# [EXERCISE DETAILS]
Locate each line in the records containing "document". Copy it.

(Saved entries)
········
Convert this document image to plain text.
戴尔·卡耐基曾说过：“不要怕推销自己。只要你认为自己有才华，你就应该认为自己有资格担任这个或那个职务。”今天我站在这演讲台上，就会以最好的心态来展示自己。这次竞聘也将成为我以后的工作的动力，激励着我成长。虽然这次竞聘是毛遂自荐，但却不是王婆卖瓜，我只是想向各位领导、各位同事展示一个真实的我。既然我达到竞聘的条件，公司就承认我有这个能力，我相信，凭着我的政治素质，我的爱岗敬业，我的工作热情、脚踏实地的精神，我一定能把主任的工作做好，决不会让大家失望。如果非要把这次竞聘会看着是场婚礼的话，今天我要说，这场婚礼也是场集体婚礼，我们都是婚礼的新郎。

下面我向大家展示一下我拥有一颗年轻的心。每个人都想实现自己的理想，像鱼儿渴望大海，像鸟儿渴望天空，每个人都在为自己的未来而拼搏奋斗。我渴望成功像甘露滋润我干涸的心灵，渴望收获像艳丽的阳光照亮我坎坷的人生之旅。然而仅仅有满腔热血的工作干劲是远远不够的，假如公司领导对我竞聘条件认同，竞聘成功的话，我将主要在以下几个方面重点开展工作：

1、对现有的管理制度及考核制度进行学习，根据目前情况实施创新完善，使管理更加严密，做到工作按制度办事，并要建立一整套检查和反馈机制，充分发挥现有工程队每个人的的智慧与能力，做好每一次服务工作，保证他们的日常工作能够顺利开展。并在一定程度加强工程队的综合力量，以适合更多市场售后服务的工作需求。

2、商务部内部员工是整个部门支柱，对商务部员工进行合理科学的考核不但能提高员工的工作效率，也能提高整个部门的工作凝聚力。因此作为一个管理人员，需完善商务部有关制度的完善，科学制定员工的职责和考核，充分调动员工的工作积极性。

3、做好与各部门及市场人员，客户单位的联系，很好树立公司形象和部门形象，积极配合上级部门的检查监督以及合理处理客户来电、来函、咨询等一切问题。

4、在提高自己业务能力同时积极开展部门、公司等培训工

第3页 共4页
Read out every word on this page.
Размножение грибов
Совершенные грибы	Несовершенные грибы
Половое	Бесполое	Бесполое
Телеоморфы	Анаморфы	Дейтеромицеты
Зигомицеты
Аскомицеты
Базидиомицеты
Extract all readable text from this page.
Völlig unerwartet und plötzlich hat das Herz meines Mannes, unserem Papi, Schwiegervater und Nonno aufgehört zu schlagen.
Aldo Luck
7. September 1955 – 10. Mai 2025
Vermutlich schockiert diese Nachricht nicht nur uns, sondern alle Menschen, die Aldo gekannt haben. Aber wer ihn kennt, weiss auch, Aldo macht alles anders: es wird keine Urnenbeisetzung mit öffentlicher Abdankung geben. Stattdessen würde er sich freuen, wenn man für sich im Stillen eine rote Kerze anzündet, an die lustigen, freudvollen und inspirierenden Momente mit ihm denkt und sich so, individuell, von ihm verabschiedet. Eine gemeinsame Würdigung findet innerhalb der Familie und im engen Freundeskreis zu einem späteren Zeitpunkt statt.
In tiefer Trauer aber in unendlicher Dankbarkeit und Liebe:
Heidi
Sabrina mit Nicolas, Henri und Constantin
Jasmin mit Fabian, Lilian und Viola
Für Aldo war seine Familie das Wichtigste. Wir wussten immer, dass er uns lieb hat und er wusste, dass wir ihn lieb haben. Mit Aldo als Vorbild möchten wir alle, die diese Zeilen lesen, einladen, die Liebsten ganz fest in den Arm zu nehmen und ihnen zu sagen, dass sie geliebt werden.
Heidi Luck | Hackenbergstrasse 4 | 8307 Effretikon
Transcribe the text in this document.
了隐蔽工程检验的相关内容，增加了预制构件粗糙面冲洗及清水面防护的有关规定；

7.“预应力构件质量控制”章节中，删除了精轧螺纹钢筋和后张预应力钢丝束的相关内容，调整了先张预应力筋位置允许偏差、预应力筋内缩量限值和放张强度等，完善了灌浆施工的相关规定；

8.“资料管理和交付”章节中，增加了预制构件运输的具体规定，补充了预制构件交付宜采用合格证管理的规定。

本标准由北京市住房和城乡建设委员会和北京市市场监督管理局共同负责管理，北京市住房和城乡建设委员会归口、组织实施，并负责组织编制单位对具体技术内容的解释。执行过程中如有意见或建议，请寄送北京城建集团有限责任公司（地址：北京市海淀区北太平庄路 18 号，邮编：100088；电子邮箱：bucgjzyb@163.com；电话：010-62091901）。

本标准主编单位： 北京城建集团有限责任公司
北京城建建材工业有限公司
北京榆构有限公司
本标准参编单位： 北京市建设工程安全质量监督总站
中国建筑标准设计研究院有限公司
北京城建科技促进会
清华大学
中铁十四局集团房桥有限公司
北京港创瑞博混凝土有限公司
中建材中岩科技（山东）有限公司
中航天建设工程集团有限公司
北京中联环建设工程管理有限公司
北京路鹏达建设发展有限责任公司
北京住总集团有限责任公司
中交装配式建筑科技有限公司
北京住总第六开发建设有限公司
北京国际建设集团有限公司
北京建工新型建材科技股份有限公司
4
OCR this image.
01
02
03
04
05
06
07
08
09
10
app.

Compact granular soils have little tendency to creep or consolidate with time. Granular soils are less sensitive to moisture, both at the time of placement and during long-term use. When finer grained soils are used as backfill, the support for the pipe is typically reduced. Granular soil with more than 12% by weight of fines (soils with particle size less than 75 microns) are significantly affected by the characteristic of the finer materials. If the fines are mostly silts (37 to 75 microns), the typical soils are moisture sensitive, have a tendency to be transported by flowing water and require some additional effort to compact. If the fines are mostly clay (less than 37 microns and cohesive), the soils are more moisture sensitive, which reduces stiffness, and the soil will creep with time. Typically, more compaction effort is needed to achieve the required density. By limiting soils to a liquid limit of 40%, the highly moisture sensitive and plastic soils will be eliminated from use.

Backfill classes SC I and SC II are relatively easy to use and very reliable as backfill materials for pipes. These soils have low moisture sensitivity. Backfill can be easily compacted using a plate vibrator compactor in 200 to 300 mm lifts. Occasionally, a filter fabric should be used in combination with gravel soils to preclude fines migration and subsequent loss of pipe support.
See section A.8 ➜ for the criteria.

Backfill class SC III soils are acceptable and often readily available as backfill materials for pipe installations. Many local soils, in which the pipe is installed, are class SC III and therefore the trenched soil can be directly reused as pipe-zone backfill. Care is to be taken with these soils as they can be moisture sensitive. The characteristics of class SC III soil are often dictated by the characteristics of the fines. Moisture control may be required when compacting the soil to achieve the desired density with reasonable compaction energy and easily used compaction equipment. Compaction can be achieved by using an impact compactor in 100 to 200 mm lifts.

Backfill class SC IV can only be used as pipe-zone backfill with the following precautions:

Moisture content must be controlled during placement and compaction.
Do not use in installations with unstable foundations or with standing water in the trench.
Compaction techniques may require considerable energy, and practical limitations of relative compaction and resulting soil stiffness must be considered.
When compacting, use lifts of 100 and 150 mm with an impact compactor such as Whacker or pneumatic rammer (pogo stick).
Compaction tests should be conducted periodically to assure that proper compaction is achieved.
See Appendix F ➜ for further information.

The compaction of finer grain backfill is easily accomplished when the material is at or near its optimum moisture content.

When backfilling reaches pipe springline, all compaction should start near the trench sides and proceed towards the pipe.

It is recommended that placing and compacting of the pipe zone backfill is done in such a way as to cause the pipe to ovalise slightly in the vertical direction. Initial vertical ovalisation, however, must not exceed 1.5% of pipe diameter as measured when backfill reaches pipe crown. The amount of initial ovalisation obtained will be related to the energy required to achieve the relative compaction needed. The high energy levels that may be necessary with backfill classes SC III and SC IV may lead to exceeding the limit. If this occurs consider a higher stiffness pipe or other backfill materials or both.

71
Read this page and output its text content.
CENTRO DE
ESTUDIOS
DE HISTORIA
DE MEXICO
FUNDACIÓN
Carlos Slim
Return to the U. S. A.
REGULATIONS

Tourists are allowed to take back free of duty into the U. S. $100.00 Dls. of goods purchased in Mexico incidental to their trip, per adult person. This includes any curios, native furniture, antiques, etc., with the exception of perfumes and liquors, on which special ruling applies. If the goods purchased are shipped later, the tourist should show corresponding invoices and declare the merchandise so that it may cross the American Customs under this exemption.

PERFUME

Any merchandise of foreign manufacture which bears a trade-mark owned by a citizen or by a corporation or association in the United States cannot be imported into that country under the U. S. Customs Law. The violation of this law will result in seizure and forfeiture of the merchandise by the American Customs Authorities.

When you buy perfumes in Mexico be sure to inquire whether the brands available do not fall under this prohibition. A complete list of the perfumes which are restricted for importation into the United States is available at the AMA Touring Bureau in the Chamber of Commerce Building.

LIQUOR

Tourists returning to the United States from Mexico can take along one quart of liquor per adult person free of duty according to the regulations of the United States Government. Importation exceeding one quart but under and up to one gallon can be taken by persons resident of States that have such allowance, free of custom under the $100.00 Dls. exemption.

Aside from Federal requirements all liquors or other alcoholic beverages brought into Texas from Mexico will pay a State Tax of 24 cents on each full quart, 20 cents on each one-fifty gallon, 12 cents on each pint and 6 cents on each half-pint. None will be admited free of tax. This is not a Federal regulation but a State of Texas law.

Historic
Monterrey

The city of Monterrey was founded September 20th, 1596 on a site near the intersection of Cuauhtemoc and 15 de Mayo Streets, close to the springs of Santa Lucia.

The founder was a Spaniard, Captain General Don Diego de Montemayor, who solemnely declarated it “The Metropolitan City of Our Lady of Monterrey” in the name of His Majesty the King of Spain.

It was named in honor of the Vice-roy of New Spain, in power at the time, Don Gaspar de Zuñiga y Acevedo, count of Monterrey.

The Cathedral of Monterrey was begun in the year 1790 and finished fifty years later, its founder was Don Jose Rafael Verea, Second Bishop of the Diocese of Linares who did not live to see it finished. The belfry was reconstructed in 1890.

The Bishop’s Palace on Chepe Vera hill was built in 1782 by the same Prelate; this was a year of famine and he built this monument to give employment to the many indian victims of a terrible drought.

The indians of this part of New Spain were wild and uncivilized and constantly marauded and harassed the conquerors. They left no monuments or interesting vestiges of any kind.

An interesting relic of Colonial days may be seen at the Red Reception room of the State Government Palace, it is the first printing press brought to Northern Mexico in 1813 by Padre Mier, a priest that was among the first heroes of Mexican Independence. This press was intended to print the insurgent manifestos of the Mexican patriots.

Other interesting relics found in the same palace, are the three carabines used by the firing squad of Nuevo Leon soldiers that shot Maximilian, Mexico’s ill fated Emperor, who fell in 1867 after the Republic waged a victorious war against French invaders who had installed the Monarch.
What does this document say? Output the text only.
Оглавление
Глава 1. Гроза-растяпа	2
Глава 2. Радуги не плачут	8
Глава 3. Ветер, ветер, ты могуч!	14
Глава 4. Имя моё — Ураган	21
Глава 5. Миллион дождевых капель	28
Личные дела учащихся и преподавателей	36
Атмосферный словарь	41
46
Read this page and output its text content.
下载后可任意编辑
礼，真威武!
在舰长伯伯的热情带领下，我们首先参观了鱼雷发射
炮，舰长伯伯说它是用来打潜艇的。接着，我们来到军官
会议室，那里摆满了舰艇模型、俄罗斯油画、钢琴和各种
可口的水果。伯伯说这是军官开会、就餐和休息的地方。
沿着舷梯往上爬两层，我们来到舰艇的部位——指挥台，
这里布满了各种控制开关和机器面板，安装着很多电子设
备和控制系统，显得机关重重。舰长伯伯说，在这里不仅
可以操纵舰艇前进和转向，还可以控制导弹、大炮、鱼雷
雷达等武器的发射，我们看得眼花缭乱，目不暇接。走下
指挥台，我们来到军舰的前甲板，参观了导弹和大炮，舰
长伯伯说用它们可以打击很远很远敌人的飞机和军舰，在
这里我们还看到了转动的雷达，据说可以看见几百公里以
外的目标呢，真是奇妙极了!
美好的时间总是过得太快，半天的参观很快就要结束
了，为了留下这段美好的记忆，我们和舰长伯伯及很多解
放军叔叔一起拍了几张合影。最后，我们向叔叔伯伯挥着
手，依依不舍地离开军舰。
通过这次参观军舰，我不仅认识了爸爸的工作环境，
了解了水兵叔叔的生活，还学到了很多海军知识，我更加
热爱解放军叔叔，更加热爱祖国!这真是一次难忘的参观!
········
# [FINISHED TASK]
Convert this document image to plain text.
Transcribe the text in this document.
What does this document say? Output the text only.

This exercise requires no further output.